### Problem to work on
A verbatim copy of the records is required, with all pictures left out.

### Source data
(begin)
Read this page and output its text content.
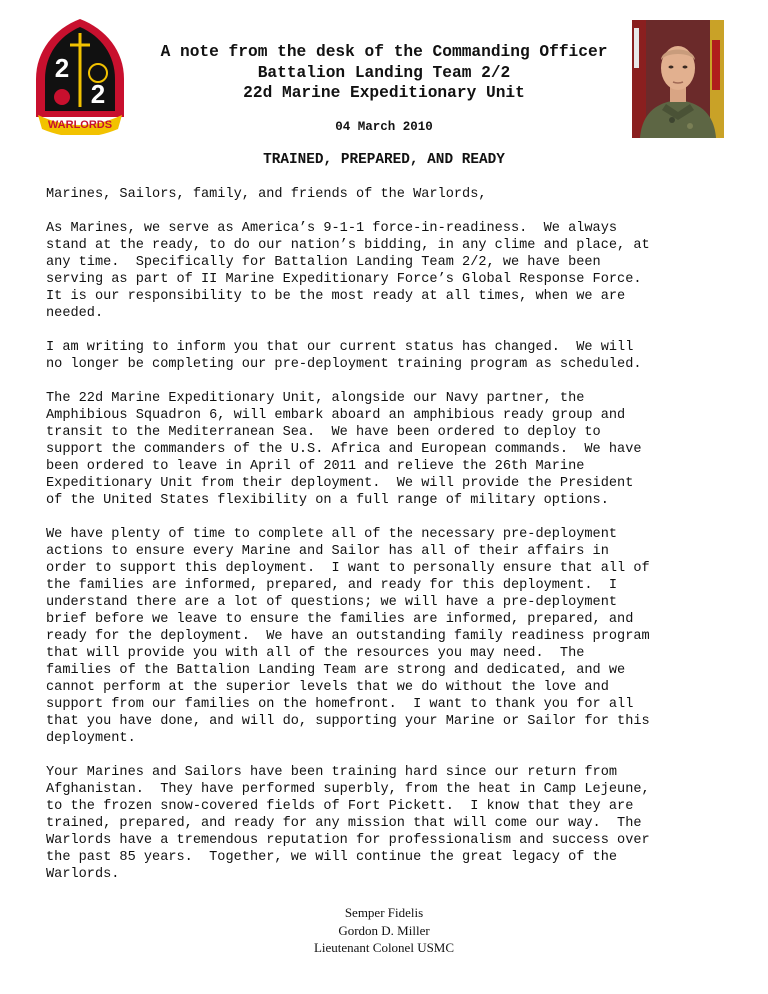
2
2
WARLORDS
A note from the desk of the Commanding Officer
Battalion Landing Team 2/2
22d Marine Expeditionary Unit
04 March 2010
TRAINED, PREPARED, AND READY
Marines, Sailors, family, and friends of the Warlords,
As Marines, we serve as America’s 9-1-1 force-in-readiness.  We always
stand at the ready, to do our nation’s bidding, in any clime and place, at
any time.  Specifically for Battalion Landing Team 2/2, we have been
serving as part of II Marine Expeditionary Force’s Global Response Force.
It is our responsibility to be the most ready at all times, when we are
needed.
I am writing to inform you that our current status has changed.  We will
no longer be completing our pre-deployment training program as scheduled.
The 22d Marine Expeditionary Unit, alongside our Navy partner, the
Amphibious Squadron 6, will embark aboard an amphibious ready group and
transit to the Mediterranean Sea.  We have been ordered to deploy to
support the commanders of the U.S. Africa and European commands.  We have
been ordered to leave in April of 2011 and relieve the 26th Marine
Expeditionary Unit from their deployment.  We will provide the President
of the United States flexibility on a full range of military options.
We have plenty of time to complete all of the necessary pre-deployment
actions to ensure every Marine and Sailor has all of their affairs in
order to support this deployment.  I want to personally ensure that all of
the families are informed, prepared, and ready for this deployment.  I
understand there are a lot of questions; we will have a pre-deployment
brief before we leave to ensure the families are informed, prepared, and
ready for the deployment.  We have an outstanding family readiness program
that will provide you with all of the resources you may need.  The
families of the Battalion Landing Team are strong and dedicated, and we
cannot perform at the superior levels that we do without the love and
support from our families on the homefront.  I want to thank you for all
that you have done, and will do, supporting your Marine or Sailor for this
deployment.
Your Marines and Sailors have been training hard since our return from
Afghanistan.  They have performed superbly, from the heat in Camp Lejeune,
to the frozen snow-covered fields of Fort Pickett.  I know that they are
trained, prepared, and ready for any mission that will come our way.  The
Warlords have a tremendous reputation for professionalism and success over
the past 85 years.  Together, we will continue the great legacy of the
Warlords.
Semper Fidelis
Gordon D. Miller
Lieutenant Colonel USMC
(end)
### Expected answer
Read this page and output its text content.
2
2
WARLORDS
A note from the desk of the Commanding Officer
Battalion Landing Team 2/2
22d Marine Expeditionary Unit
04 March 2010
TRAINED, PREPARED, AND READY
Marines, Sailors, family, and friends of the Warlords,
As Marines, we serve as America’s 9-1-1 force-in-readiness.  We always
stand at the ready, to do our nation’s bidding, in any clime and place, at
any time.  Specifically for Battalion Landing Team 2/2, we have been
serving as part of II Marine Expeditionary Force’s Global Response Force.
It is our responsibility to be the most ready at all times, when we are
needed.
I am writing to inform you that our current status has changed.  We will
no longer be completing our pre-deployment training program as scheduled.
The 22d Marine Expeditionary Unit, alongside our Navy partner, the
Amphibious Squadron 6, will embark aboard an amphibious ready group and
transit to the Mediterranean Sea.  We have been ordered to deploy to
support the commanders of the U.S. Africa and European commands.  We have
been ordered to leave in April of 2011 and relieve the 26th Marine
Expeditionary Unit from their deployment.  We will provide the President
of the United States flexibility on a full range of military options.
We have plenty of time to complete all of the necessary pre-deployment
actions to ensure every Marine and Sailor has all of their affairs in
order to support this deployment.  I want to personally ensure that all of
the families are informed, prepared, and ready for this deployment.  I
understand there are a lot of questions; we will have a pre-deployment
brief before we leave to ensure the families are informed, prepared, and
ready for the deployment.  We have an outstanding family readiness program
that will provide you with all of the resources you may need.  The
families of the Battalion Landing Team are strong and dedicated, and we
cannot perform at the superior levels that we do without the love and
support from our families on the homefront.  I want to thank you for all
that you have done, and will do, supporting your Marine or Sailor for this
deployment.
Your Marines and Sailors have been training hard since our return from
Afghanistan.  They have performed superbly, from the heat in Camp Lejeune,
to the frozen snow-covered fields of Fort Pickett.  I know that they are
trained, prepared, and ready for any mission that will come our way.  The
Warlords have a tremendous reputation for professionalism and success over
the past 85 years.  Together, we will continue the great legacy of the
Warlords.
Semper Fidelis
Gordon D. Miller
Lieutenant Colonel USMC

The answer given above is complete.